→ What to do
Gather up the lines that contain "thương".

........

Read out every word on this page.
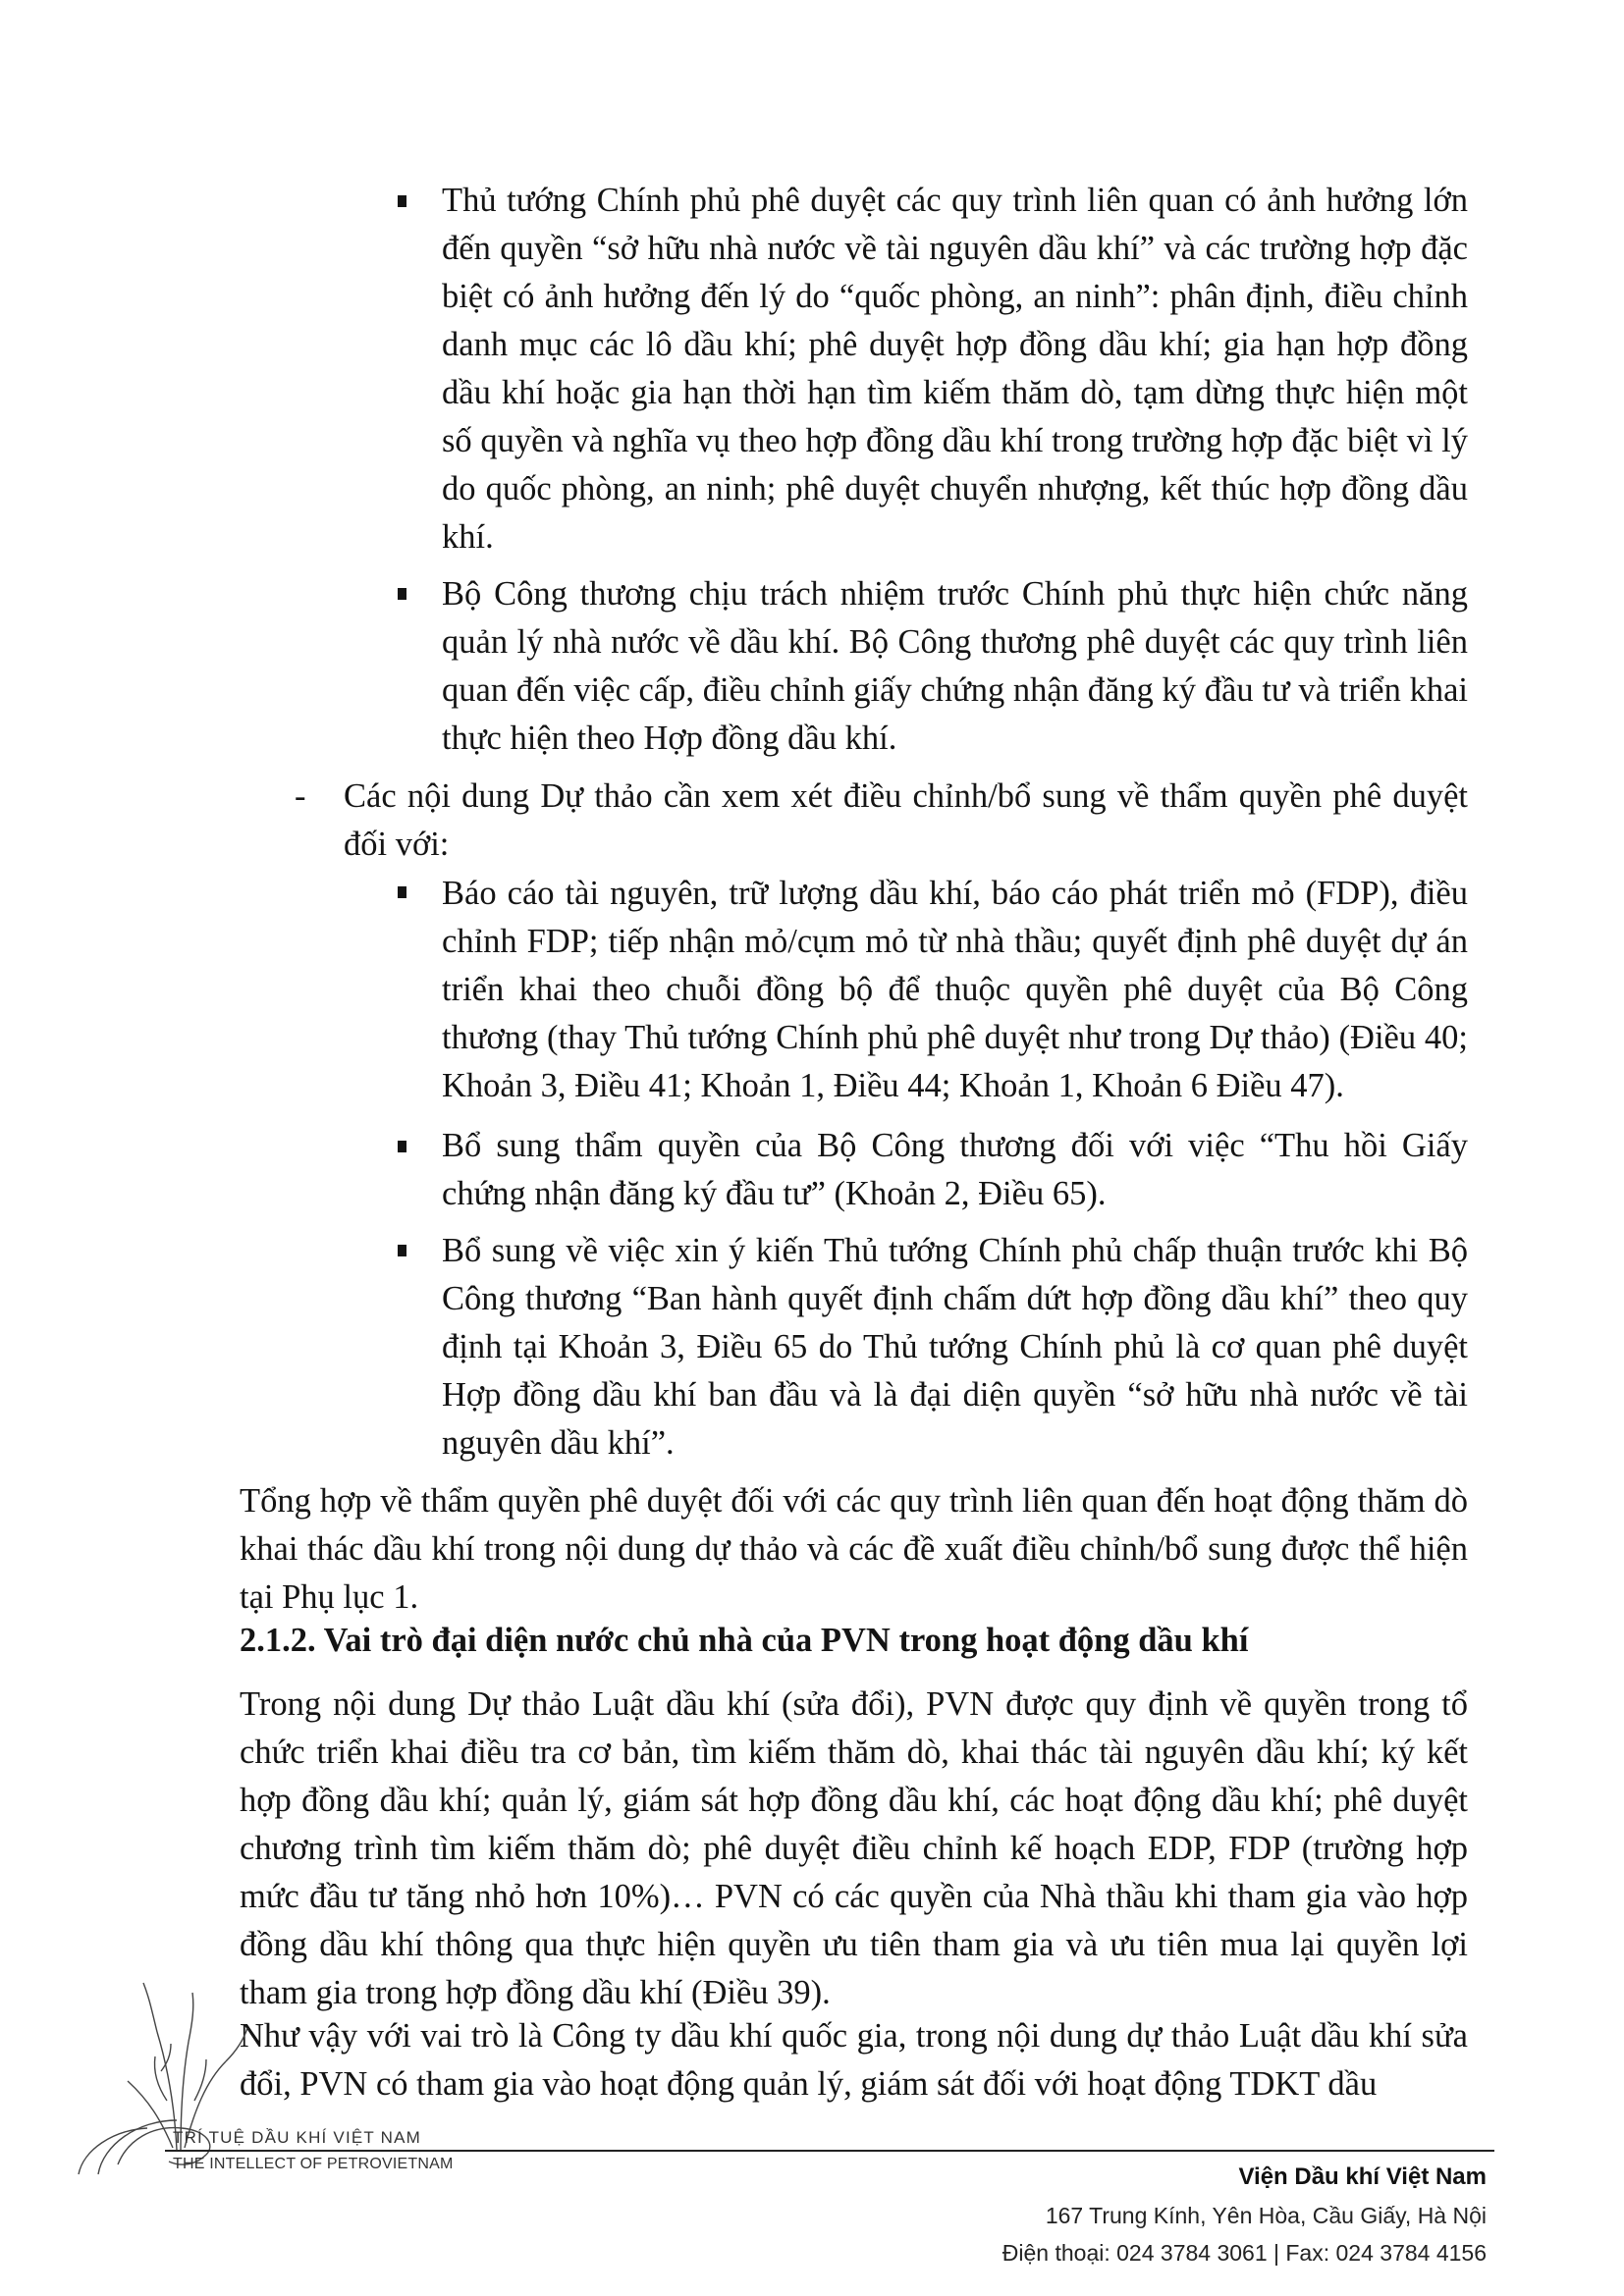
Thủ tướng Chính phủ phê duyệt các quy trình liên quan có ảnh hưởng lớn đến quyền “sở hữu nhà nước về tài nguyên dầu khí” và các trường hợp đặc biệt có ảnh hưởng đến lý do “quốc phòng, an ninh”: phân định, điều chỉnh danh mục các lô dầu khí; phê duyệt hợp đồng dầu khí; gia hạn hợp đồng dầu khí hoặc gia hạn thời hạn tìm kiếm thăm dò, tạm dừng thực hiện một số quyền và nghĩa vụ theo hợp đồng dầu khí trong trường hợp đặc biệt vì lý do quốc phòng, an ninh; phê duyệt chuyển nhượng, kết thúc hợp đồng dầu khí.

Bộ Công thương chịu trách nhiệm trước Chính phủ thực hiện chức năng quản lý nhà nước về dầu khí. Bộ Công thương phê duyệt các quy trình liên quan đến việc cấp, điều chỉnh giấy chứng nhận đăng ký đầu tư và triển khai thực hiện theo Hợp đồng dầu khí.

- Các nội dung Dự thảo cần xem xét điều chỉnh/bổ sung về thẩm quyền phê duyệt đối với:

Báo cáo tài nguyên, trữ lượng dầu khí, báo cáo phát triển mỏ (FDP), điều chỉnh FDP; tiếp nhận mỏ/cụm mỏ từ nhà thầu; quyết định phê duyệt dự án triển khai theo chuỗi đồng bộ để thuộc quyền phê duyệt của Bộ Công thương (thay Thủ tướng Chính phủ phê duyệt như trong Dự thảo) (Điều 40; Khoản 3, Điều 41; Khoản 1, Điều 44; Khoản 1, Khoản 6 Điều 47).

Bổ sung thẩm quyền của Bộ Công thương đối với việc “Thu hồi Giấy chứng nhận đăng ký đầu tư” (Khoản 2, Điều 65).

Bổ sung về việc xin ý kiến Thủ tướng Chính phủ chấp thuận trước khi Bộ Công thương “Ban hành quyết định chấm dứt hợp đồng dầu khí” theo quy định tại Khoản 3, Điều 65 do Thủ tướng Chính phủ là cơ quan phê duyệt Hợp đồng dầu khí ban đầu và là đại diện quyền “sở hữu nhà nước về tài nguyên dầu khí”.

Tổng hợp về thẩm quyền phê duyệt đối với các quy trình liên quan đến hoạt động thăm dò khai thác dầu khí trong nội dung dự thảo và các đề xuất điều chỉnh/bổ sung được thể hiện tại Phụ lục 1.

2.1.2. Vai trò đại diện nước chủ nhà của PVN trong hoạt động dầu khí

Trong nội dung Dự thảo Luật dầu khí (sửa đổi), PVN được quy định về quyền trong tổ chức triển khai điều tra cơ bản, tìm kiếm thăm dò, khai thác tài nguyên dầu khí; ký kết hợp đồng dầu khí; quản lý, giám sát hợp đồng dầu khí, các hoạt động dầu khí; phê duyệt chương trình tìm kiếm thăm dò; phê duyệt điều chỉnh kế hoạch EDP, FDP (trường hợp mức đầu tư tăng nhỏ hơn 10%)… PVN có các quyền của Nhà thầu khi tham gia vào hợp đồng dầu khí thông qua thực hiện quyền ưu tiên tham gia và ưu tiên mua lại quyền lợi tham gia trong hợp đồng dầu khí (Điều 39).

Như vậy với vai trò là Công ty dầu khí quốc gia, trong nội dung dự thảo Luật dầu khí sửa đổi, PVN có tham gia vào hoạt động quản lý, giám sát đối với hoạt động TDKT dầu

TRÍ TUỆ DẦU KHÍ VIỆT NAM
THE INTELLECT OF PETROVIETNAM	Viện Dầu khí Việt Nam
167 Trung Kính, Yên Hòa, Cầu Giấy, Hà Nội
Điện thoại: 024 3784 3061 | Fax: 024 3784 4156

........

→ Solution for this exercise
Bộ Công thương chịu trách nhiệm trước Chính phủ thực hiện chức năng quản lý nhà nước về dầu khí. Bộ Công thương phê duyệt các quy trình liên quan đến việc cấp, điều chỉnh giấy chứng nhận đăng ký đầu tư và triển khai thực hiện theo Hợp đồng dầu khí.
Báo cáo tài nguyên, trữ lượng dầu khí, báo cáo phát triển mỏ (FDP), điều chỉnh FDP; tiếp nhận mỏ/cụm mỏ từ nhà thầu; quyết định phê duyệt dự án triển khai theo chuỗi đồng bộ để thuộc quyền phê duyệt của Bộ Công thương (thay Thủ tướng Chính phủ phê duyệt như trong Dự thảo) (Điều 40; Khoản 3, Điều 41; Khoản 1, Điều 44; Khoản 1, Khoản 6 Điều 47).
Bổ sung thẩm quyền của Bộ Công thương đối với việc “Thu hồi Giấy chứng nhận đăng ký đầu tư” (Khoản 2, Điều 65).
Bổ sung về việc xin ý kiến Thủ tướng Chính phủ chấp thuận trước khi Bộ Công thương “Ban hành quyết định chấm dứt hợp đồng dầu khí” theo quy định tại Khoản 3, Điều 65 do Thủ tướng Chính phủ là cơ quan phê duyệt Hợp đồng dầu khí ban đầu và là đại diện quyền “sở hữu nhà nước về tài nguyên dầu khí”.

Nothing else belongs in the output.